··· Data for this exercise

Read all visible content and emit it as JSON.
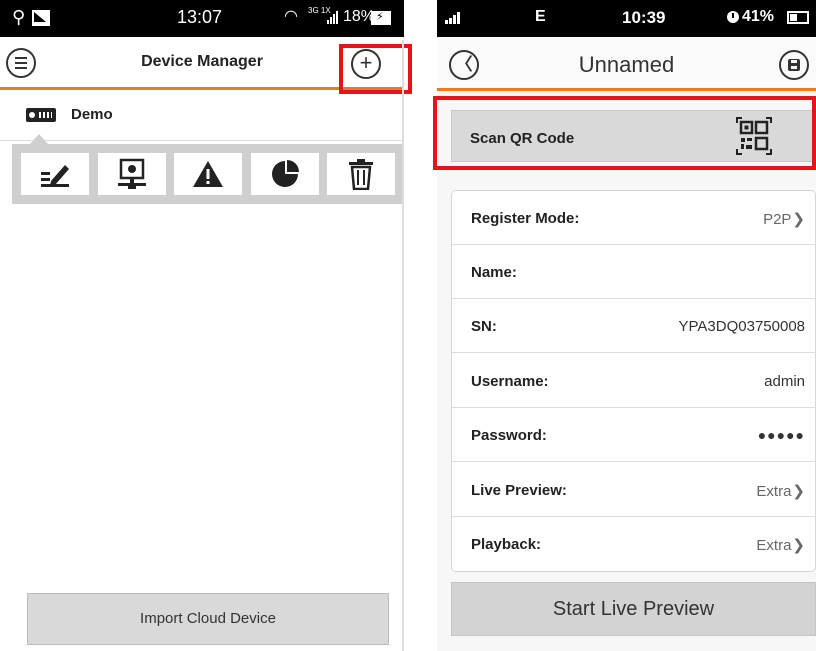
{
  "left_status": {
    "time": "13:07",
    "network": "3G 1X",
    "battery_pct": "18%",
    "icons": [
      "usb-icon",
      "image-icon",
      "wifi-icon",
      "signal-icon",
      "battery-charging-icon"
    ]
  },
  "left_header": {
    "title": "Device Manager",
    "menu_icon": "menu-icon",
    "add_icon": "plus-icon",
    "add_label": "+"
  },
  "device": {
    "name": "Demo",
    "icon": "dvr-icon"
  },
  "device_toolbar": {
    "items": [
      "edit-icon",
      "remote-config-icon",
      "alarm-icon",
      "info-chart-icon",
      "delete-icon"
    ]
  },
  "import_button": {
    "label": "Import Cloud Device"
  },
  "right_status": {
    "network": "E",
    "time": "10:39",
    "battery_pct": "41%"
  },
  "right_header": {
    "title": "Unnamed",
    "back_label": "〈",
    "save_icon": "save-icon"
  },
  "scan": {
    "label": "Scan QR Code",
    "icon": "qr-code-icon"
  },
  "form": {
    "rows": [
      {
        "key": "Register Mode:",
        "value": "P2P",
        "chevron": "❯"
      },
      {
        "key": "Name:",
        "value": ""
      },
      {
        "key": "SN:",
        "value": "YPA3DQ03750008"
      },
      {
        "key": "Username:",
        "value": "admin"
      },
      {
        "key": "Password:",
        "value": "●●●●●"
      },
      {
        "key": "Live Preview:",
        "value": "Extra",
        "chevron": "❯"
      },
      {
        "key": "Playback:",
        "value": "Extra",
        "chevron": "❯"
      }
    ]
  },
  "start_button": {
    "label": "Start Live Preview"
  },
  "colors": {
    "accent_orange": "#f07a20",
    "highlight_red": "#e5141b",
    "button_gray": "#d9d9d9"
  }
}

······
··· Data for this exercise

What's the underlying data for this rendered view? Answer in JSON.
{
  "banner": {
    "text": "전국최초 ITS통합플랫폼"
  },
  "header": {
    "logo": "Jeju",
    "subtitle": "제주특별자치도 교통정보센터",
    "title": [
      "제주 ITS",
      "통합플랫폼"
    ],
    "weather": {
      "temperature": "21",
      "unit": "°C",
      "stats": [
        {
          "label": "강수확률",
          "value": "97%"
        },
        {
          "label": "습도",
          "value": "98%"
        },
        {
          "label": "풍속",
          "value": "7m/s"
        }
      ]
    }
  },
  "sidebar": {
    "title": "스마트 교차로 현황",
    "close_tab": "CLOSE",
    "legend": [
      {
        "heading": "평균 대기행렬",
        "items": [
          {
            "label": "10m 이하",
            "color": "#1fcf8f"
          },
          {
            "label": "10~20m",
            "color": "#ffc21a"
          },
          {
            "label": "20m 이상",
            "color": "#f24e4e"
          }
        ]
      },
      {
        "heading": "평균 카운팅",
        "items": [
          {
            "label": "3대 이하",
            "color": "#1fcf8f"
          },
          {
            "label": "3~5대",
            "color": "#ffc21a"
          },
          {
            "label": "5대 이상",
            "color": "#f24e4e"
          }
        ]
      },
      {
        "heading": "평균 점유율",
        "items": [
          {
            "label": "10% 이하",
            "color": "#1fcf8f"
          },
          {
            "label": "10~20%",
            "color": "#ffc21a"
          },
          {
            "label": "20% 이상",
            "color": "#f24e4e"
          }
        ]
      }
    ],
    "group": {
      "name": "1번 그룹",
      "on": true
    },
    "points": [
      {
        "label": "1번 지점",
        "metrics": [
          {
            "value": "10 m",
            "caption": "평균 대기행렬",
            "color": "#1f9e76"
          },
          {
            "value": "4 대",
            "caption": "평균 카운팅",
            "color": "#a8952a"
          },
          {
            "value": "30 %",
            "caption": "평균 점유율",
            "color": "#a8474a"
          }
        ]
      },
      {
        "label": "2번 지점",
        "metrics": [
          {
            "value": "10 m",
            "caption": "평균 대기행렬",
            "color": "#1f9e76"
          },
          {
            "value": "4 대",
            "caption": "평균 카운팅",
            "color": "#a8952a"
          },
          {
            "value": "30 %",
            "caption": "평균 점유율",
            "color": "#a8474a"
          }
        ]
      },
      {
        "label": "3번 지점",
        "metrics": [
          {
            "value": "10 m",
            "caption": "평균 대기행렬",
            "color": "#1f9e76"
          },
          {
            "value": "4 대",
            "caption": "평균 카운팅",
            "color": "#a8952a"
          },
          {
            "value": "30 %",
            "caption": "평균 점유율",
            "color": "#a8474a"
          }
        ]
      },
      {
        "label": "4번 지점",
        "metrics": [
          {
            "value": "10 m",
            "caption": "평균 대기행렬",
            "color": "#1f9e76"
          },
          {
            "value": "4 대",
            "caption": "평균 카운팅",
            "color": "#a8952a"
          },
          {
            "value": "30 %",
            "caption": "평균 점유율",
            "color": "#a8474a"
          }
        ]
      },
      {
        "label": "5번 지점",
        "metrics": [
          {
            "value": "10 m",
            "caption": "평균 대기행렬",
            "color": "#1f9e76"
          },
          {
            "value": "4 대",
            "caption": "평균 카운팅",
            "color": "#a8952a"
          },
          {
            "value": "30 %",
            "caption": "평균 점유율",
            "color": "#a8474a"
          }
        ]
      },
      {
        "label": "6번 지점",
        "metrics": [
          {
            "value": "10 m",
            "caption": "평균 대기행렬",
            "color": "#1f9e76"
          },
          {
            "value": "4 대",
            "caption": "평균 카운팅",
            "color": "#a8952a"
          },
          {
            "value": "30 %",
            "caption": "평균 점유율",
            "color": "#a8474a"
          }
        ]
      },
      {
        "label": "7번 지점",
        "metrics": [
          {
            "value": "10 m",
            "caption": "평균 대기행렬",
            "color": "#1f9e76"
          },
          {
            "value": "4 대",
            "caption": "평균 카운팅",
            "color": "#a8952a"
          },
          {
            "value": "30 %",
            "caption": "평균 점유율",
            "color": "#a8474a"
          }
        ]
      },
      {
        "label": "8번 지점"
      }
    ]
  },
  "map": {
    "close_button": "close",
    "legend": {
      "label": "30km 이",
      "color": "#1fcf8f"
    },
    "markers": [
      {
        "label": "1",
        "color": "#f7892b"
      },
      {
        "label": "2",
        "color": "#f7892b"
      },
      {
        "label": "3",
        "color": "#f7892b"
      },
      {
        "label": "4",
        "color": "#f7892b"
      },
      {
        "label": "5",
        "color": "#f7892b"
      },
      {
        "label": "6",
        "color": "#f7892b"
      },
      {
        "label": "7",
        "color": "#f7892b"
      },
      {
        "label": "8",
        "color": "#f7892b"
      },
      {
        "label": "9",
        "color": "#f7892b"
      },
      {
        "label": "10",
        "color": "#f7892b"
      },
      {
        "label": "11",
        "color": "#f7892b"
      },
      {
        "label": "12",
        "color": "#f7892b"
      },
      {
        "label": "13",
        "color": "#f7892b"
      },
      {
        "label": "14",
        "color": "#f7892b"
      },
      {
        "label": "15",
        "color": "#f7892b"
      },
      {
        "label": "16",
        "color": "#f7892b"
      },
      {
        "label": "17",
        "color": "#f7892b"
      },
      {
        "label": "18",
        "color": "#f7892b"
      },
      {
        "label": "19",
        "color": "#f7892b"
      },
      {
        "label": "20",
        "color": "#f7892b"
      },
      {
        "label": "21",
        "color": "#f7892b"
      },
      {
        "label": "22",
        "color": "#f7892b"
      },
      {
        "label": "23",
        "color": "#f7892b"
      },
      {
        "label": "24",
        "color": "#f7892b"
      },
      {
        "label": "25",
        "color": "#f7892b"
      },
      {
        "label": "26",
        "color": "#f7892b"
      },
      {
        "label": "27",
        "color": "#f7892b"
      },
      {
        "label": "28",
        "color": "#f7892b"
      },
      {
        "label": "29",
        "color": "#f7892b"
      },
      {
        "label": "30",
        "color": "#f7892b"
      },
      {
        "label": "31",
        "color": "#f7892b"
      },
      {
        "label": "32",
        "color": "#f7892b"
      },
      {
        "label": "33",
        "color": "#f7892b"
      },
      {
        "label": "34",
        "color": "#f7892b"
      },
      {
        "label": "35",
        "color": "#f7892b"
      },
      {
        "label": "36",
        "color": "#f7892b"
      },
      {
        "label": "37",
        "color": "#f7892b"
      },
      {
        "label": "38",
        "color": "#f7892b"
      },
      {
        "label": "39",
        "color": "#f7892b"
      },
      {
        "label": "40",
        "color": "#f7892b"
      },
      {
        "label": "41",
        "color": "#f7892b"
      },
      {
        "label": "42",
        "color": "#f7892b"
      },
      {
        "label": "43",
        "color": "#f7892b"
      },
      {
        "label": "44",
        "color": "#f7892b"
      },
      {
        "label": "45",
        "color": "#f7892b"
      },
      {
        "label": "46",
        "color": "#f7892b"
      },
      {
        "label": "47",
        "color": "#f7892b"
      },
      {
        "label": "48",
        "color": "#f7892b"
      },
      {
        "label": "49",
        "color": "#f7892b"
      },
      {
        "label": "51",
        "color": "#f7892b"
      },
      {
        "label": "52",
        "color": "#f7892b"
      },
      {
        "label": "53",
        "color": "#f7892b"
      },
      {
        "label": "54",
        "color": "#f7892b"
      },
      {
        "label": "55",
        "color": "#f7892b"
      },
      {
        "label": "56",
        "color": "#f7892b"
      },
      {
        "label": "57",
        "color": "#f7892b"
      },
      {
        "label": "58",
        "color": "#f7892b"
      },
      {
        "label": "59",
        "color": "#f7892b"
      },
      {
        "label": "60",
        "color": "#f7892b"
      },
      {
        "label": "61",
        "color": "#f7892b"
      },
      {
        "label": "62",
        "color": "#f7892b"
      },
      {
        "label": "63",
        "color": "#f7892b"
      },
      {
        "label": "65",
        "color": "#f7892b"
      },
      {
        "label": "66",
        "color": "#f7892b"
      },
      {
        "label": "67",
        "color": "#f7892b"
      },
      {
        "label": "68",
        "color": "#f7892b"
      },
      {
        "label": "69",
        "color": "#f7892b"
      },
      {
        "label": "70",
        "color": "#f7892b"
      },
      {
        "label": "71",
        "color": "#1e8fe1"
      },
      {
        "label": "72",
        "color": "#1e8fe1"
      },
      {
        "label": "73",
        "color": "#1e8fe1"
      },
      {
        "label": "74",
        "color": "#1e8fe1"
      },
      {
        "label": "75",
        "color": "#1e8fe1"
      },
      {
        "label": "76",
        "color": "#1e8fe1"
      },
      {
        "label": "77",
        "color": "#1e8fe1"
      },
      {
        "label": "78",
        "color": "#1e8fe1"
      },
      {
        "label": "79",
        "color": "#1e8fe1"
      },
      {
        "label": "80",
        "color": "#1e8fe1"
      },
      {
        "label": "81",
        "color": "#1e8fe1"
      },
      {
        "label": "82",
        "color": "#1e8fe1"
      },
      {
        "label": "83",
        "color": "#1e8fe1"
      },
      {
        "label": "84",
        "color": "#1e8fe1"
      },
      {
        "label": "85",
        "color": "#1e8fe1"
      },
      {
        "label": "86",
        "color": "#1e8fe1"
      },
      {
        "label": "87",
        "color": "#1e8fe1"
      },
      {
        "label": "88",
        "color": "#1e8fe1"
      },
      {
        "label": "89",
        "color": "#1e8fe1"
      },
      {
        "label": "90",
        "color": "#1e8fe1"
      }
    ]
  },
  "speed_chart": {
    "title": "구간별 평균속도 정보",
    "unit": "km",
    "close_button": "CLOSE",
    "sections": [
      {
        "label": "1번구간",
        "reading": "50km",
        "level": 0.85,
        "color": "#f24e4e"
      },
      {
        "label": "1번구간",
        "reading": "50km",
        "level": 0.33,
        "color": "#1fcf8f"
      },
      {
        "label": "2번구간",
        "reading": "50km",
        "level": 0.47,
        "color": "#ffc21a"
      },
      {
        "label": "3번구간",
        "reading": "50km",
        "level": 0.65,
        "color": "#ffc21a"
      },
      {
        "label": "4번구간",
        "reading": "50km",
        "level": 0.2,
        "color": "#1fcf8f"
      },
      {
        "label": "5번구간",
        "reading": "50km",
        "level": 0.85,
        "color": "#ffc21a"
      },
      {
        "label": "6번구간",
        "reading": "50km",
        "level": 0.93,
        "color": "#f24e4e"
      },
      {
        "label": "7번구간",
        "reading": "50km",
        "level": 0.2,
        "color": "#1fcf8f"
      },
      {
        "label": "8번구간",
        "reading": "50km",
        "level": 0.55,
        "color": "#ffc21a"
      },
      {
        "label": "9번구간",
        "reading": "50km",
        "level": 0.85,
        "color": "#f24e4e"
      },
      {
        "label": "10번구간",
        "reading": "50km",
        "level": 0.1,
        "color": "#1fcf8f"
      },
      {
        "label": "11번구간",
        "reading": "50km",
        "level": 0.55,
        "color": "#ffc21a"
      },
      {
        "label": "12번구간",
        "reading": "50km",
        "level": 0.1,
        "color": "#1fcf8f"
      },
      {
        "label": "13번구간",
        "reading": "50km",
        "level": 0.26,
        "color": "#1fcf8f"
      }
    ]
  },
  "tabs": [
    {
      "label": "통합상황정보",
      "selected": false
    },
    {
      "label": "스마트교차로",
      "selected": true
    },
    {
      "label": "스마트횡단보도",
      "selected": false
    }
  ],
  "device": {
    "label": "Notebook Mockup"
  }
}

······

## [Aim]
From the listing above, return each line with the word "Live".

## [Task response]
        "key": "Live Preview:",
    "label": "Start Live Preview"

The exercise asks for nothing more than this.